> TASK DETAILS:
Restate the entries below verbatim.

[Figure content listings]
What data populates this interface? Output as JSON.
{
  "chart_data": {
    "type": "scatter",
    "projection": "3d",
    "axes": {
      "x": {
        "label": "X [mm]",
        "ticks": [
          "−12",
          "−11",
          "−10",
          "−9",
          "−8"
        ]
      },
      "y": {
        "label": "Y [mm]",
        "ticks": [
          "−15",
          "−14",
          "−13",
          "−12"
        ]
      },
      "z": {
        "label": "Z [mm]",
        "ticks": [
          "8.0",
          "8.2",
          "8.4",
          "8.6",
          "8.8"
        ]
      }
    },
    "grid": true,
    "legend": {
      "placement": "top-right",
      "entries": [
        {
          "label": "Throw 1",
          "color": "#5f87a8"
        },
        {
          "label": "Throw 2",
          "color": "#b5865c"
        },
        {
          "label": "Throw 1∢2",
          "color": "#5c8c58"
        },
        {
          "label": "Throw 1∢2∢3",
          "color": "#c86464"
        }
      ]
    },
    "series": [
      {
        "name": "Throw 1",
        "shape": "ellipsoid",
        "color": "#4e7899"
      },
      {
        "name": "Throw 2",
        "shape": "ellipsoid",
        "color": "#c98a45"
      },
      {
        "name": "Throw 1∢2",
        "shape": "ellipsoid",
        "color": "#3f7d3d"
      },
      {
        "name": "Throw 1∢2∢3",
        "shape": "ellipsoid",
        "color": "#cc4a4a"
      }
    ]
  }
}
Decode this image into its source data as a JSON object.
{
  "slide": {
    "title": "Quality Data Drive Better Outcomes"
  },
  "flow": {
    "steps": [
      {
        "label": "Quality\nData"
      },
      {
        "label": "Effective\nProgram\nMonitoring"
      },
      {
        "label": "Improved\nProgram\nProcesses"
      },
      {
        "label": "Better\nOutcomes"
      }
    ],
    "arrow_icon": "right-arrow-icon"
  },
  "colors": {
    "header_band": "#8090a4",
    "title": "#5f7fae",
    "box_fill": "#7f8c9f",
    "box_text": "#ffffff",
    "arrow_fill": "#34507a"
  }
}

> THE OUTPUT:
What data populates this interface? Output as JSON.
{
  "chart_data": {
    "type": "scatter",
    "projection": "3d",
    "axes": {
      "x": {
        "label": "X [mm]",
        "ticks": [
          "−12",
          "−11",
          "−10",
          "−9",
          "−8"
        ]
      },
      "y": {
        "label": "Y [mm]",
        "ticks": [
          "−15",
          "−14",
          "−13",
          "−12"
        ]
      },
      "z": {
        "label": "Z [mm]",
        "ticks": [
          "8.0",
          "8.2",
          "8.4",
          "8.6",
          "8.8"
        ]
      }
    },
    "grid": true,
    "legend": {
      "placement": "top-right",
      "entries": [
        {
          "label": "Throw 1",
          "color": "#5f87a8"
        },
        {
          "label": "Throw 2",
          "color": "#b5865c"
        },
        {
          "label": "Throw 1∢2",
          "color": "#5c8c58"
        },
        {
          "label": "Throw 1∢2∢3",
          "color": "#c86464"
        }
      ]
    },
    "series": [
      {
        "name": "Throw 1",
        "shape": "ellipsoid",
        "color": "#4e7899"
      },
      {
        "name": "Throw 2",
        "shape": "ellipsoid",
        "color": "#c98a45"
      },
      {
        "name": "Throw 1∢2",
        "shape": "ellipsoid",
        "color": "#3f7d3d"
      },
      {
        "name": "Throw 1∢2∢3",
        "shape": "ellipsoid",
        "color": "#cc4a4a"
      }
    ]
  }
}
Decode this image into its source data as a JSON object.
{
  "slide": {
    "title": "Quality Data Drive Better Outcomes"
  },
  "flow": {
    "steps": [
      {
        "label": "Quality\nData"
      },
      {
        "label": "Effective\nProgram\nMonitoring"
      },
      {
        "label": "Improved\nProgram\nProcesses"
      },
      {
        "label": "Better\nOutcomes"
      }
    ],
    "arrow_icon": "right-arrow-icon"
  },
  "colors": {
    "header_band": "#8090a4",
    "title": "#5f7fae",
    "box_fill": "#7f8c9f",
    "box_text": "#ffffff",
    "arrow_fill": "#34507a"
  }
}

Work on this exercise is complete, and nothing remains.